Dataset listings of figures:
— BEGIN —

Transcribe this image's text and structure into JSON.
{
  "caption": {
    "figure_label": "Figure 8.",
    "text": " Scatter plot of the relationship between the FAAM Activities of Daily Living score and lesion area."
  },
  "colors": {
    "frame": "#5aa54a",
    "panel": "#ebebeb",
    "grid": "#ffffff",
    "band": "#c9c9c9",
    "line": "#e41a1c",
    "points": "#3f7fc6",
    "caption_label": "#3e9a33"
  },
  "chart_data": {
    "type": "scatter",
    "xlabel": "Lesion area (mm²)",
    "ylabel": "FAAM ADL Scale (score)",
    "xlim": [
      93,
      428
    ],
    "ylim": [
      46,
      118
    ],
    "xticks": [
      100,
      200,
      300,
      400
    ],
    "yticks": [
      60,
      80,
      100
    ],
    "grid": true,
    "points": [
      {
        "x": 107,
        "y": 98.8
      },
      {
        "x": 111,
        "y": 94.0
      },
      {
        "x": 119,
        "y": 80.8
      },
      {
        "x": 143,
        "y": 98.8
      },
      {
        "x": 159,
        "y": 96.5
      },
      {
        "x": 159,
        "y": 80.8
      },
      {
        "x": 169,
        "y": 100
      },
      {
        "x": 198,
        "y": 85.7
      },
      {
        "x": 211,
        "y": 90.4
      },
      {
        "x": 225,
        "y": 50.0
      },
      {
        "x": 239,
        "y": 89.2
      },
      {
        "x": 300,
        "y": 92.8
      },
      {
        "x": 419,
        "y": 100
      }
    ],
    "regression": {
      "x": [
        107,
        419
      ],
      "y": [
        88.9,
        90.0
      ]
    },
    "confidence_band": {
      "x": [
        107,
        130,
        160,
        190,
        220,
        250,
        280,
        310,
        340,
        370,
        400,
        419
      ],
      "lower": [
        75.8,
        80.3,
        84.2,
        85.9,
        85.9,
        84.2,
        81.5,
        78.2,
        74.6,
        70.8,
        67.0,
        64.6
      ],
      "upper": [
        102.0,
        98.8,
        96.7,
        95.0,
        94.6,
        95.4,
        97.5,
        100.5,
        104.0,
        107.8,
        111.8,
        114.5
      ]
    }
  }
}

— END —

◆ What you have to do ◆
Tell how many lines of the data include the word "FAAM", and nothing else.

◆ Solution to this problem ◆
2